» WHAT YOU HAVE TO DO: Filter this material down to the lines that hold "qual", copying each one.

Dataset entries

=====

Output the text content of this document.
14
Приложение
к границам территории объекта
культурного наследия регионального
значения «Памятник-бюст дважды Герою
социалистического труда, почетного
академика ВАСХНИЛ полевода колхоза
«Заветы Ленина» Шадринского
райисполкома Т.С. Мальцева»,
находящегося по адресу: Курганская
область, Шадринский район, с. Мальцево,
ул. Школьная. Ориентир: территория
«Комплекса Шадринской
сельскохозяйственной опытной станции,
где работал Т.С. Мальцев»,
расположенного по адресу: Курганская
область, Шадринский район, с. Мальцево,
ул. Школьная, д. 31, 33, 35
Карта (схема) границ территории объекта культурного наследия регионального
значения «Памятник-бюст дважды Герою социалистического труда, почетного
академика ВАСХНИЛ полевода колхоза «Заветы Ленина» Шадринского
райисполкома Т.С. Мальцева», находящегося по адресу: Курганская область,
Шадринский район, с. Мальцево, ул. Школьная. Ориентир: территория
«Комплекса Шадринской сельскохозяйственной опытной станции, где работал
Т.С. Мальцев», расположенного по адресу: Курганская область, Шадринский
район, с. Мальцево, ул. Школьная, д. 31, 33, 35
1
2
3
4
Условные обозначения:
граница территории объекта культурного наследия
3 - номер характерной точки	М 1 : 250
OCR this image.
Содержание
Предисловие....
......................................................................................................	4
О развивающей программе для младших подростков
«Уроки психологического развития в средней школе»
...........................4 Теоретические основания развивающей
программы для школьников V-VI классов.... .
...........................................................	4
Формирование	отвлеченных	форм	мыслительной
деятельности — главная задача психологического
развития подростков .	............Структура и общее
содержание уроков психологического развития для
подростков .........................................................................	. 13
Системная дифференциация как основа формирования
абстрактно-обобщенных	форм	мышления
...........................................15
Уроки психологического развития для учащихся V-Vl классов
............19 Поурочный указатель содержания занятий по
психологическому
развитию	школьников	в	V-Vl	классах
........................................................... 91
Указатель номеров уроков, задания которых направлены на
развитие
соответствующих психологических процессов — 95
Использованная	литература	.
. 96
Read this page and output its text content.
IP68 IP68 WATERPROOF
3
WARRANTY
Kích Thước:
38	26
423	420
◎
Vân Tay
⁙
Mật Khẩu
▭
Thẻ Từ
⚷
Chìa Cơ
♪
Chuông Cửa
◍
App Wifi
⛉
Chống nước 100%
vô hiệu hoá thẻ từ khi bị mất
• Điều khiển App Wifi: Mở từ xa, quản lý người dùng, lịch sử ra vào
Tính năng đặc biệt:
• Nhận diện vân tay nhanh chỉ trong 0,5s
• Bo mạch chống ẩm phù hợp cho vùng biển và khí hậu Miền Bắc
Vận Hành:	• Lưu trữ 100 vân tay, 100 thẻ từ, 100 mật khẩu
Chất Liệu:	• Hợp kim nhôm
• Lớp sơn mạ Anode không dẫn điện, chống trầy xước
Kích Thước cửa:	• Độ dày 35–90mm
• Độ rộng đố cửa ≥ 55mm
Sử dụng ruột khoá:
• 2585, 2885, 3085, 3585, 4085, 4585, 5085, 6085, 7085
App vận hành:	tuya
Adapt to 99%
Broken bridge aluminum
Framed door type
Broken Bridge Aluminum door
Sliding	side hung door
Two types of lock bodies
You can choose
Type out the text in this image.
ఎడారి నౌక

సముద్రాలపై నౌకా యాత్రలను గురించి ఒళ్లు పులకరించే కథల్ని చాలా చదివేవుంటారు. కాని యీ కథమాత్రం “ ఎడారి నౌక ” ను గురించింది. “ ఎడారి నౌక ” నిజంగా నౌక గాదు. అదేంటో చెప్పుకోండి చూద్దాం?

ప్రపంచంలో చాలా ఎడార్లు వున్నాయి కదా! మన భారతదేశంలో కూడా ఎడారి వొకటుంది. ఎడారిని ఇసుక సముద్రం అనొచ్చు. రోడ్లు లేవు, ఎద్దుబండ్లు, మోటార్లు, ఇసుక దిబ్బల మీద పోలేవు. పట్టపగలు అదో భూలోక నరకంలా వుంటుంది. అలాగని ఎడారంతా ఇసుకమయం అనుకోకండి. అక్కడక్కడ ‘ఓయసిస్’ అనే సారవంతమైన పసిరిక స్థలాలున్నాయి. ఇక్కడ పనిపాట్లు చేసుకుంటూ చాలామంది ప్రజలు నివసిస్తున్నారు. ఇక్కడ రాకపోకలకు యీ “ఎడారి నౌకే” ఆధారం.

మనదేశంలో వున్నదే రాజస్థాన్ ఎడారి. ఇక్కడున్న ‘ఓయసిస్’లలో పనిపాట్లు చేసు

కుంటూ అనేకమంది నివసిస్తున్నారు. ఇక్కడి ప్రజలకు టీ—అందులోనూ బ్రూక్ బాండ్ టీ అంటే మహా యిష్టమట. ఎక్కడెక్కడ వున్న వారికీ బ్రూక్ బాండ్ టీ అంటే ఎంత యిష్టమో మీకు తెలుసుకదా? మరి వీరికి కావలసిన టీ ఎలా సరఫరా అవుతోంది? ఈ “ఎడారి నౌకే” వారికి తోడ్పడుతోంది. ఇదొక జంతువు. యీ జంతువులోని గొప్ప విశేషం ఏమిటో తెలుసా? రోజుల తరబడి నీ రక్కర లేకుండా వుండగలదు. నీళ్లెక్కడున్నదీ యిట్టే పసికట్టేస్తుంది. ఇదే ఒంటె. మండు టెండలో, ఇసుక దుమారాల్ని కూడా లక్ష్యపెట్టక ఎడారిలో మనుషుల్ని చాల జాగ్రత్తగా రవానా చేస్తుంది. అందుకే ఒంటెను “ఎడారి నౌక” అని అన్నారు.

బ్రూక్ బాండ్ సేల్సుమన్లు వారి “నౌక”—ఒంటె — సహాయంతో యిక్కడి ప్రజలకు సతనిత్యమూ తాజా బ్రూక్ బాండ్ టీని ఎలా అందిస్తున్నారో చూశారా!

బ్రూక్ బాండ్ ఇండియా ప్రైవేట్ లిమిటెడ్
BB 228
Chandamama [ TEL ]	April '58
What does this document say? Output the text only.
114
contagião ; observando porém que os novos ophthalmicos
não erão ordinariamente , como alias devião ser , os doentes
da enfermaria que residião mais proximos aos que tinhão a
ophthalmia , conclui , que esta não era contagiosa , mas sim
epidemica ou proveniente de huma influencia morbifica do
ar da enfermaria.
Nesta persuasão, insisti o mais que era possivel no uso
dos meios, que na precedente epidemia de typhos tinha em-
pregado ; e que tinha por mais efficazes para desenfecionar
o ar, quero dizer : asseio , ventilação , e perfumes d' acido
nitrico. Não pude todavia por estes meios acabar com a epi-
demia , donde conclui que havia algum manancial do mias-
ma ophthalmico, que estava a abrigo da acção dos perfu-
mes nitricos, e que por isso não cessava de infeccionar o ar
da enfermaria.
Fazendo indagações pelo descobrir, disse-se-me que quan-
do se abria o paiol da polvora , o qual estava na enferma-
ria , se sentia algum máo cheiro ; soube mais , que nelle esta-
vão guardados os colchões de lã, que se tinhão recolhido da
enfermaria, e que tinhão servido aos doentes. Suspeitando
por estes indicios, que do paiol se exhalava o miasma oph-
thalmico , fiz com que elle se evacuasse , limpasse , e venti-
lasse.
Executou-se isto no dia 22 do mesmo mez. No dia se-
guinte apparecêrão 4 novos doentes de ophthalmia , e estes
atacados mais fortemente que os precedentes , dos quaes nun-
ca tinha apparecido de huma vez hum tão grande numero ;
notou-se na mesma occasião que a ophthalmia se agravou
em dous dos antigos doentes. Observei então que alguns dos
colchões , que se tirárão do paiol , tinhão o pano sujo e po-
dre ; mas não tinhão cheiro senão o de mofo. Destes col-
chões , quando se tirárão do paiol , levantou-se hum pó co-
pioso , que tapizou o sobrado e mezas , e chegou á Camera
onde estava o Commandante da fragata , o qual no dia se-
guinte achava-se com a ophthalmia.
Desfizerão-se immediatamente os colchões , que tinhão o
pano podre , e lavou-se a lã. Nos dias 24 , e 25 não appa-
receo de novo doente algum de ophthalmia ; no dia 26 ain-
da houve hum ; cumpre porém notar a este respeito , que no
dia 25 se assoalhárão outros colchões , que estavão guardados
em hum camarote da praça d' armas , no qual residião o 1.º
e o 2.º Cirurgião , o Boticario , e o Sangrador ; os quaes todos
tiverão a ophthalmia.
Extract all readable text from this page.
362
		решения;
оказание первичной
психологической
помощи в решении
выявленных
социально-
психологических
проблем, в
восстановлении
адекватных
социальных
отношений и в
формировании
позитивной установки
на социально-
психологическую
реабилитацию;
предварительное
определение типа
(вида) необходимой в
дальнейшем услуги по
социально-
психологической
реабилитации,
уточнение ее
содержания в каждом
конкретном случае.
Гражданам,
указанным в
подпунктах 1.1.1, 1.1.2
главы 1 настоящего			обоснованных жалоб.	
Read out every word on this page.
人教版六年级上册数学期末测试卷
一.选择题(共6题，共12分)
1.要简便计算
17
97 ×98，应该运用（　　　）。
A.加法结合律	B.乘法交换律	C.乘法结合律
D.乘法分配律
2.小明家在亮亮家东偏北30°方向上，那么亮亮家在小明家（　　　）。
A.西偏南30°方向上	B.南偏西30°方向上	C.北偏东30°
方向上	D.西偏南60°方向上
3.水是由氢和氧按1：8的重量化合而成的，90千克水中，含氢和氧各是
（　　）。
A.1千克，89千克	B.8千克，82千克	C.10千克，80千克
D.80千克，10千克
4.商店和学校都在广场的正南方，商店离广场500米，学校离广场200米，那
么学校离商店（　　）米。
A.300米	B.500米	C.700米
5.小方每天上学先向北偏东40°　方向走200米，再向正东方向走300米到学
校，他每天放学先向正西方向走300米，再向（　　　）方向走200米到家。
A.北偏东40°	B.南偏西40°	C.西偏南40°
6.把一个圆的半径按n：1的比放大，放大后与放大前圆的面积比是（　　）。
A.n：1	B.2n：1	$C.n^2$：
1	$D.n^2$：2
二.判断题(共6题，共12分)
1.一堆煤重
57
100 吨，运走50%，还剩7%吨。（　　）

=====

» PROBLEM SOLUTION:
do se abria o paiol da polvora , o qual estava na enferma-
onde estava o Commandante da fragata , o qual no dia se-
em hum camarote da praça d' armas , no qual residião o 1.º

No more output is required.